§ TASK DIRECTIONS: Quote all entries exactly, leaving pictures aside.

[start]

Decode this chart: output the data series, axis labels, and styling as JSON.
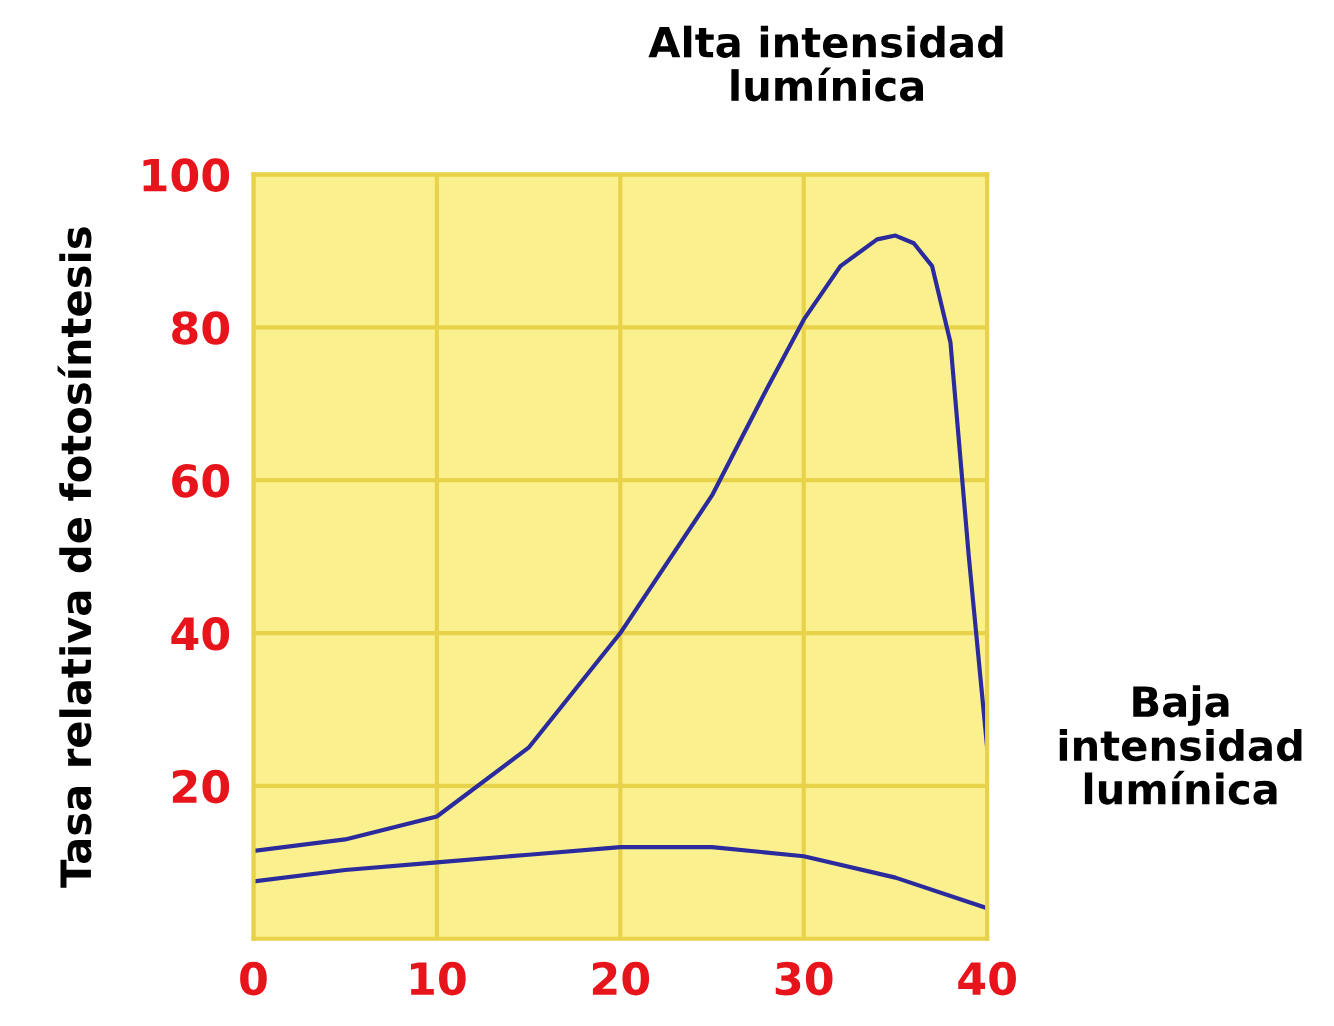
{
  "chart_data": {
    "type": "line",
    "ylabel": "Tasa relativa de fotosíntesis",
    "annotations": [
      "Alta intensidad\nlumínica",
      "Baja\nintensidad\nlumínica"
    ],
    "series": [
      {
        "color": "#2b2b9e",
        "x": [
          0,
          5,
          10,
          15,
          20,
          25,
          28,
          30,
          32,
          34,
          35,
          36,
          37,
          38,
          39,
          40
        ],
        "values": [
          11.5,
          13,
          16,
          25,
          40,
          58,
          72,
          81,
          88,
          91.5,
          92,
          91,
          88,
          78,
          50,
          25
        ]
      },
      {
        "color": "#2b2b9e",
        "x": [
          0,
          5,
          10,
          15,
          20,
          25,
          30,
          35,
          40
        ],
        "values": [
          7.5,
          9,
          10,
          11,
          12,
          12,
          10.8,
          8,
          4
        ]
      }
    ],
    "xlim": [
      0,
      40
    ],
    "ylim": [
      0,
      100
    ],
    "xticks": [
      0,
      10,
      20,
      30,
      40
    ],
    "yticks": [
      20,
      40,
      60,
      80,
      100
    ],
    "grid": true,
    "marker": "none",
    "line_style": "solid",
    "legend": false
  }
}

[end]

§ ANSWER TO THE TASK:
Decode this chart: output the data series, axis labels, and styling as JSON.
{
  "chart_data": {
    "type": "line",
    "ylabel": "Tasa relativa de fotosíntesis",
    "annotations": [
      "Alta intensidad\nlumínica",
      "Baja\nintensidad\nlumínica"
    ],
    "series": [
      {
        "color": "#2b2b9e",
        "x": [
          0,
          5,
          10,
          15,
          20,
          25,
          28,
          30,
          32,
          34,
          35,
          36,
          37,
          38,
          39,
          40
        ],
        "values": [
          11.5,
          13,
          16,
          25,
          40,
          58,
          72,
          81,
          88,
          91.5,
          92,
          91,
          88,
          78,
          50,
          25
        ]
      },
      {
        "color": "#2b2b9e",
        "x": [
          0,
          5,
          10,
          15,
          20,
          25,
          30,
          35,
          40
        ],
        "values": [
          7.5,
          9,
          10,
          11,
          12,
          12,
          10.8,
          8,
          4
        ]
      }
    ],
    "xlim": [
      0,
      40
    ],
    "ylim": [
      0,
      100
    ],
    "xticks": [
      0,
      10,
      20,
      30,
      40
    ],
    "yticks": [
      20,
      40,
      60,
      80,
      100
    ],
    "grid": true,
    "marker": "none",
    "line_style": "solid",
    "legend": false
  }
}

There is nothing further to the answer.